- Stated exercise -
Below are some entries. Copy each line that holds the string "BOČNÝ".

=-=-=

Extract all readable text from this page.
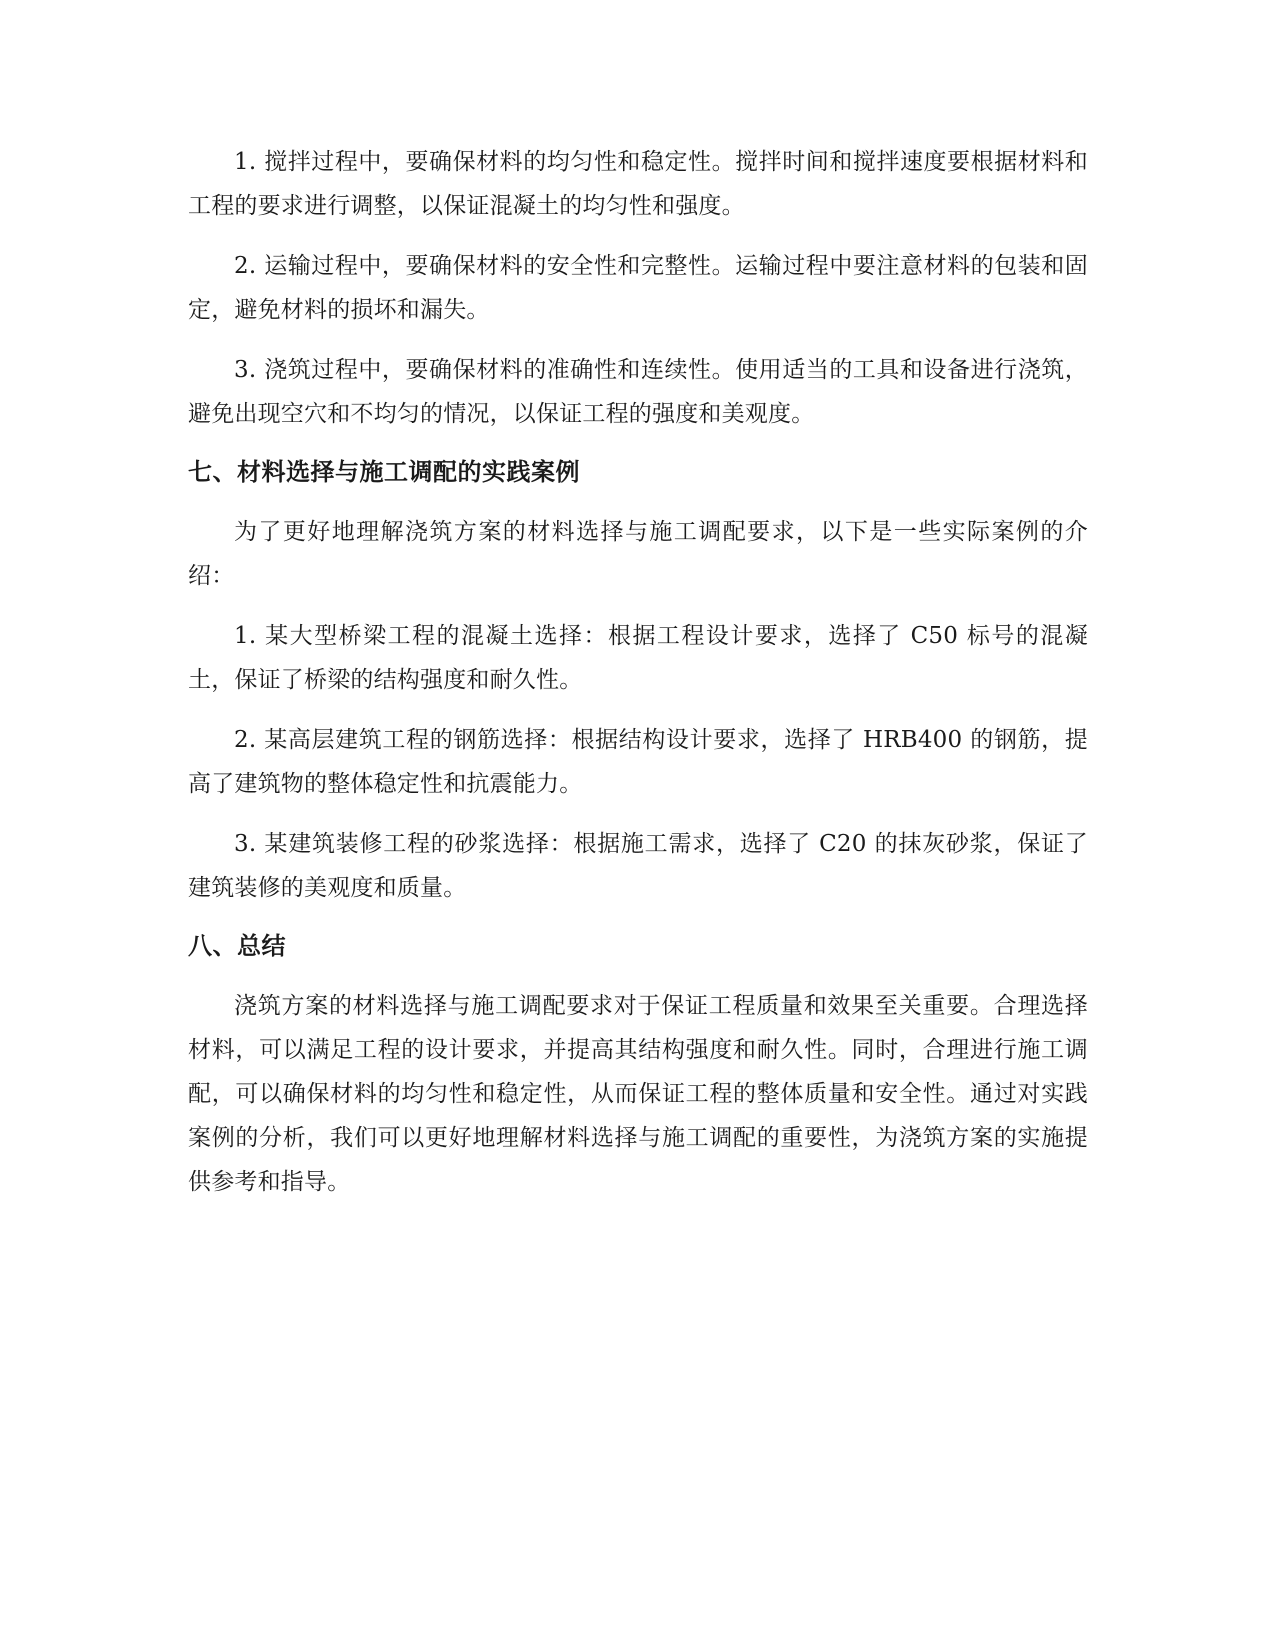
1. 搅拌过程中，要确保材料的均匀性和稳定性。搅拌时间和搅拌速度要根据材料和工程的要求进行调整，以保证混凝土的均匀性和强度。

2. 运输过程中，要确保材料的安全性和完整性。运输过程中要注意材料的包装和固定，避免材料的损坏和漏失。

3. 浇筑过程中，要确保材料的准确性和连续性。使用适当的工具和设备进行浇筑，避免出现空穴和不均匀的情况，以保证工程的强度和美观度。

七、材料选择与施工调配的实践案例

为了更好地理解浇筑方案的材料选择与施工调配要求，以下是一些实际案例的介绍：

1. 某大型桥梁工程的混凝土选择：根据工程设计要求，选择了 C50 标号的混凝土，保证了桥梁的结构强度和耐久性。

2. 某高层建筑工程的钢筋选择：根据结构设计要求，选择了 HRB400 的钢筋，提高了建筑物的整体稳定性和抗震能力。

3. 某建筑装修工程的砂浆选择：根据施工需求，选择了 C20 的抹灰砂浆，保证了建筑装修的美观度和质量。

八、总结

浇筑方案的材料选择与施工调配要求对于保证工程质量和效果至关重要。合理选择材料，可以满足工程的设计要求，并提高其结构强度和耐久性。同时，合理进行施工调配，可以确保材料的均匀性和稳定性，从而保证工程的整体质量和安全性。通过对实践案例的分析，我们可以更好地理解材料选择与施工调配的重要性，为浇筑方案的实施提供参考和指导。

=-=-=

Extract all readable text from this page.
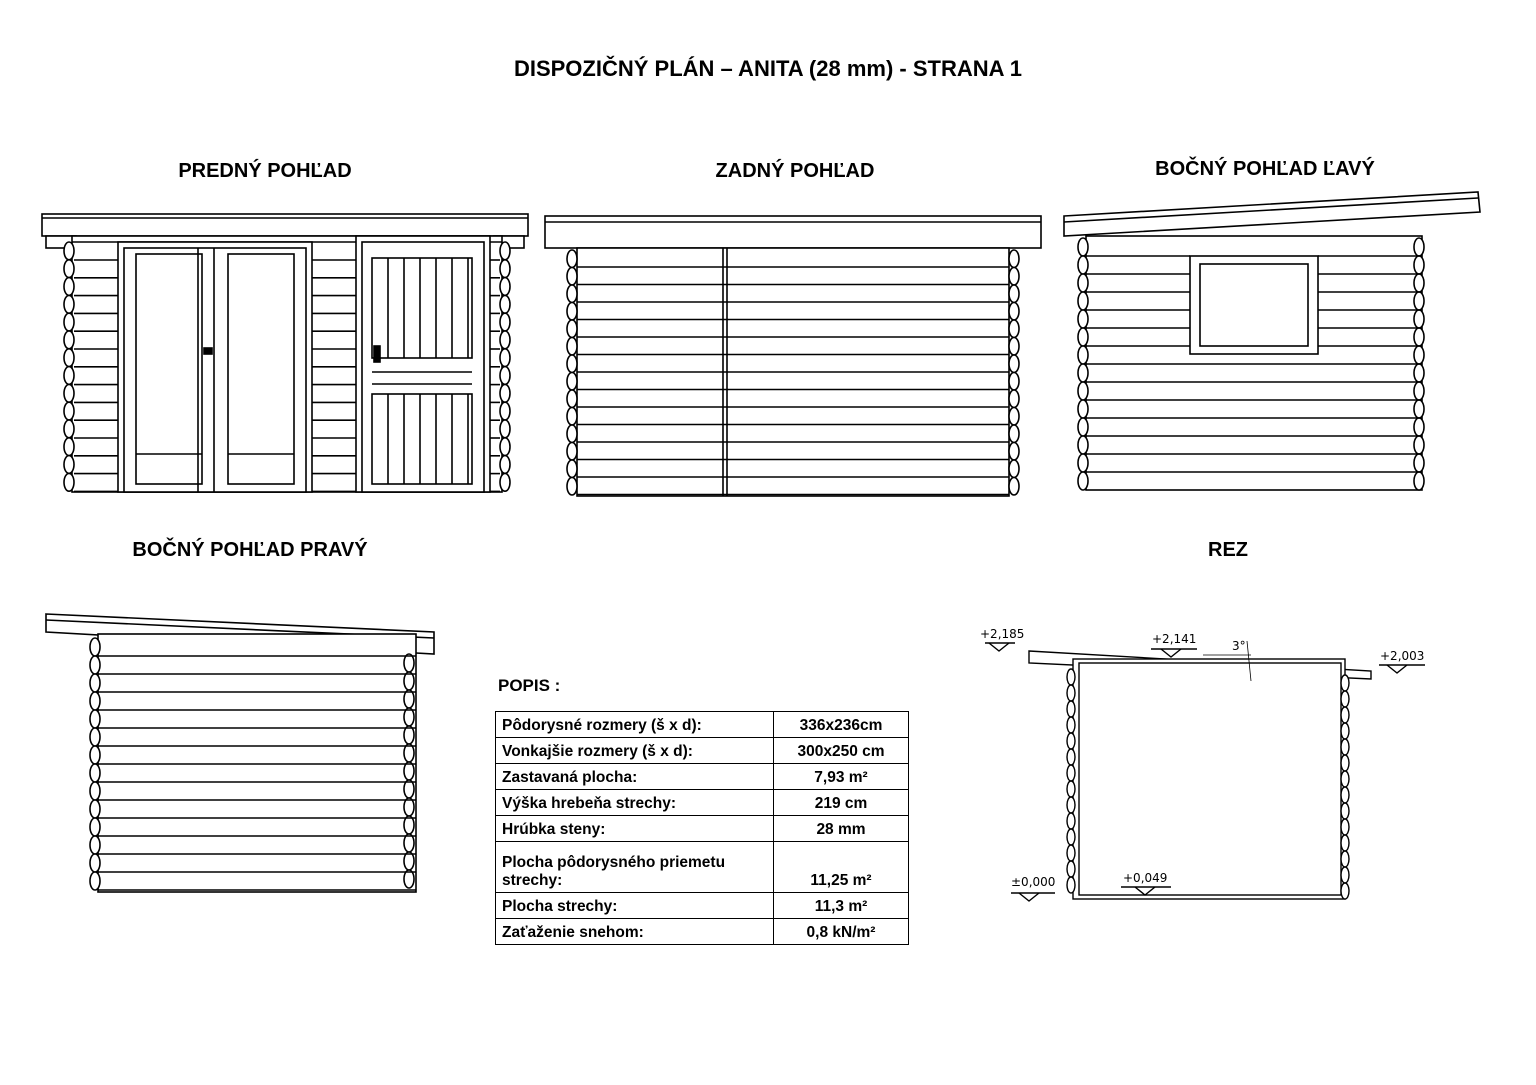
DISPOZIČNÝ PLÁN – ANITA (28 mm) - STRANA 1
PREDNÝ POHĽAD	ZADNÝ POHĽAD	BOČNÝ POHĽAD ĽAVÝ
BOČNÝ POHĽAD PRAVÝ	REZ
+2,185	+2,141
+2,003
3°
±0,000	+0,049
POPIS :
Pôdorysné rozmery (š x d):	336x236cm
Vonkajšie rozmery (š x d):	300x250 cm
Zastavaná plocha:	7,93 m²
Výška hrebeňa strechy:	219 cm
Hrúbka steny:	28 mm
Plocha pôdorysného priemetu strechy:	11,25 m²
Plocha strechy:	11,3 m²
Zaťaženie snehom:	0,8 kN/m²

=-=-=

- Exercise result -
PREDNÝ POHĽAD	ZADNÝ POHĽAD	BOČNÝ POHĽAD ĽAVÝ
BOČNÝ POHĽAD PRAVÝ	REZ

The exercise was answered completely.